BEGIN Listed records
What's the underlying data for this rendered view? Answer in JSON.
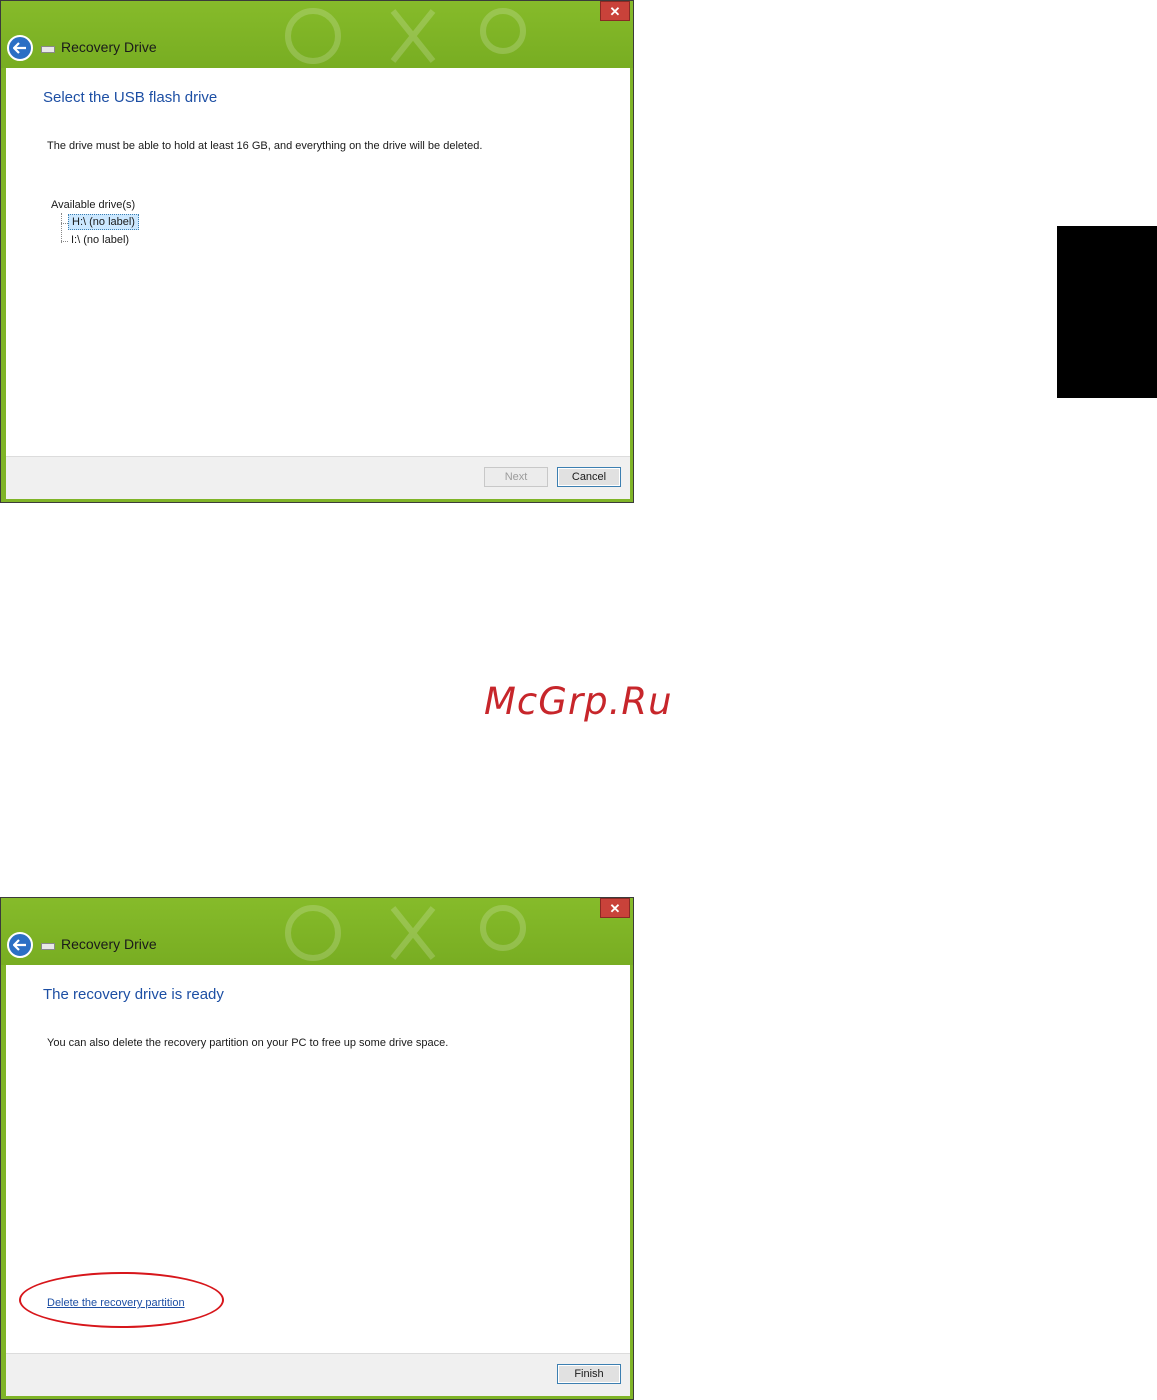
{
  "window1": {
    "title": "Recovery Drive",
    "close_label": "✕",
    "heading": "Select the USB flash drive",
    "description": "The drive must be able to hold at least 16 GB, and everything on the drive will be deleted.",
    "available_label": "Available drive(s)",
    "drives": [
      "H:\\ (no label)",
      "I:\\ (no label)"
    ],
    "next_label": "Next",
    "cancel_label": "Cancel"
  },
  "window2": {
    "title": "Recovery Drive",
    "close_label": "✕",
    "heading": "The recovery drive is ready",
    "description": "You can also delete the recovery partition on your PC to free up some drive space.",
    "link_label": "Delete the recovery partition",
    "finish_label": "Finish"
  },
  "watermark": "McGrp.Ru",
  "colors": {
    "titlebar": "#7fb427",
    "heading": "#1d4fa4",
    "highlight_ellipse": "#d7161b",
    "watermark": "#c7262b"
  }
}
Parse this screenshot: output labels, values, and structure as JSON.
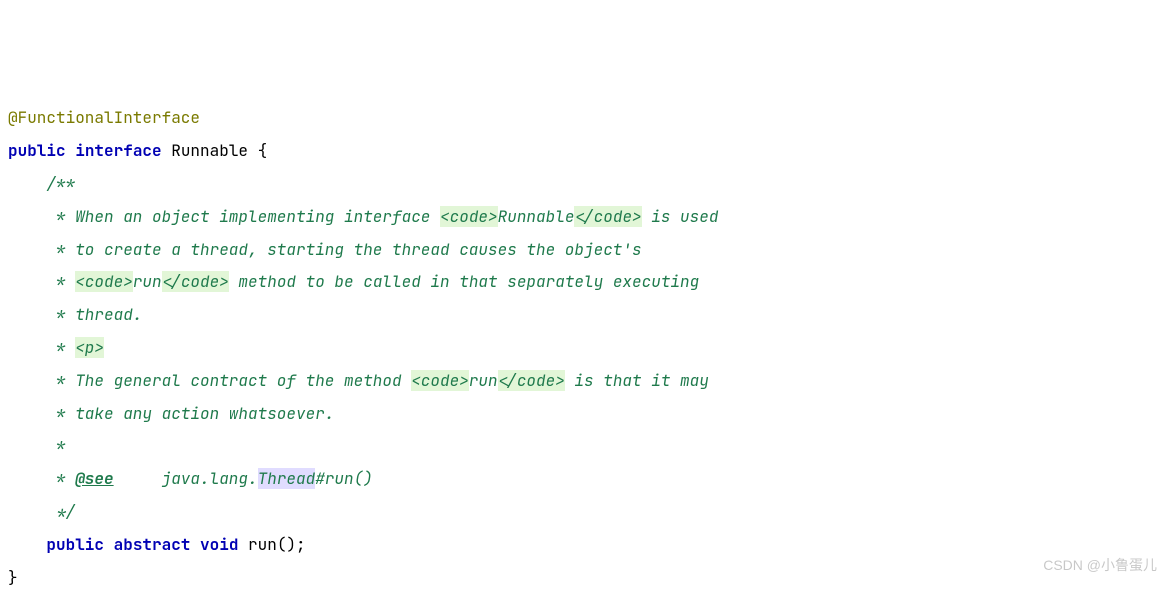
{
  "code": {
    "annotation": "@FunctionalInterface",
    "decl_kw1": "public",
    "decl_kw2": "interface",
    "decl_name": "Runnable",
    "decl_open": " {",
    "javadoc_open": "    /**",
    "line1_a": "     * When an object implementing interface ",
    "line1_tag_open": "<code>",
    "line1_tag_text": "Runnable",
    "line1_tag_close": "</code>",
    "line1_b": " is used",
    "line2": "     * to create a thread, starting the thread causes the object's",
    "line3_a": "     * ",
    "line3_tag_open": "<code>",
    "line3_tag_text": "run",
    "line3_tag_close": "</code>",
    "line3_b": " method to be called in that separately executing",
    "line4": "     * thread.",
    "line5_a": "     * ",
    "line5_tag": "<p>",
    "line6_a": "     * The general contract of the method ",
    "line6_tag_open": "<code>",
    "line6_tag_text": "run",
    "line6_tag_close": "</code>",
    "line6_b": " is that it may",
    "line7": "     * take any action whatsoever.",
    "line8": "     *",
    "line9_a": "     * ",
    "line9_tag": "@see",
    "line9_b": "     java.lang.",
    "line9_hl": "Thread",
    "line9_c": "#run()",
    "javadoc_close": "     */",
    "method_indent": "    ",
    "method_kw1": "public",
    "method_kw2": "abstract",
    "method_kw3": "void",
    "method_name": " run();",
    "close_brace": "}"
  },
  "watermark": "CSDN @小鲁蛋儿"
}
END Listed records
Repeat each record exactly, with the pictures left out.

> **Solved exercise**
What's the underlying data for this rendered view? Answer in JSON.
{
  "window1": {
    "title": "Recovery Drive",
    "close_label": "✕",
    "heading": "Select the USB flash drive",
    "description": "The drive must be able to hold at least 16 GB, and everything on the drive will be deleted.",
    "available_label": "Available drive(s)",
    "drives": [
      "H:\\ (no label)",
      "I:\\ (no label)"
    ],
    "next_label": "Next",
    "cancel_label": "Cancel"
  },
  "window2": {
    "title": "Recovery Drive",
    "close_label": "✕",
    "heading": "The recovery drive is ready",
    "description": "You can also delete the recovery partition on your PC to free up some drive space.",
    "link_label": "Delete the recovery partition",
    "finish_label": "Finish"
  },
  "watermark": "McGrp.Ru",
  "colors": {
    "titlebar": "#7fb427",
    "heading": "#1d4fa4",
    "highlight_ellipse": "#d7161b",
    "watermark": "#c7262b"
  }
}
Parse this screenshot: output labels, values, and structure as JSON.
{
  "code": {
    "annotation": "@FunctionalInterface",
    "decl_kw1": "public",
    "decl_kw2": "interface",
    "decl_name": "Runnable",
    "decl_open": " {",
    "javadoc_open": "    /**",
    "line1_a": "     * When an object implementing interface ",
    "line1_tag_open": "<code>",
    "line1_tag_text": "Runnable",
    "line1_tag_close": "</code>",
    "line1_b": " is used",
    "line2": "     * to create a thread, starting the thread causes the object's",
    "line3_a": "     * ",
    "line3_tag_open": "<code>",
    "line3_tag_text": "run",
    "line3_tag_close": "</code>",
    "line3_b": " method to be called in that separately executing",
    "line4": "     * thread.",
    "line5_a": "     * ",
    "line5_tag": "<p>",
    "line6_a": "     * The general contract of the method ",
    "line6_tag_open": "<code>",
    "line6_tag_text": "run",
    "line6_tag_close": "</code>",
    "line6_b": " is that it may",
    "line7": "     * take any action whatsoever.",
    "line8": "     *",
    "line9_a": "     * ",
    "line9_tag": "@see",
    "line9_b": "     java.lang.",
    "line9_hl": "Thread",
    "line9_c": "#run()",
    "javadoc_close": "     */",
    "method_indent": "    ",
    "method_kw1": "public",
    "method_kw2": "abstract",
    "method_kw3": "void",
    "method_name": " run();",
    "close_brace": "}"
  },
  "watermark": "CSDN @小鲁蛋儿"
}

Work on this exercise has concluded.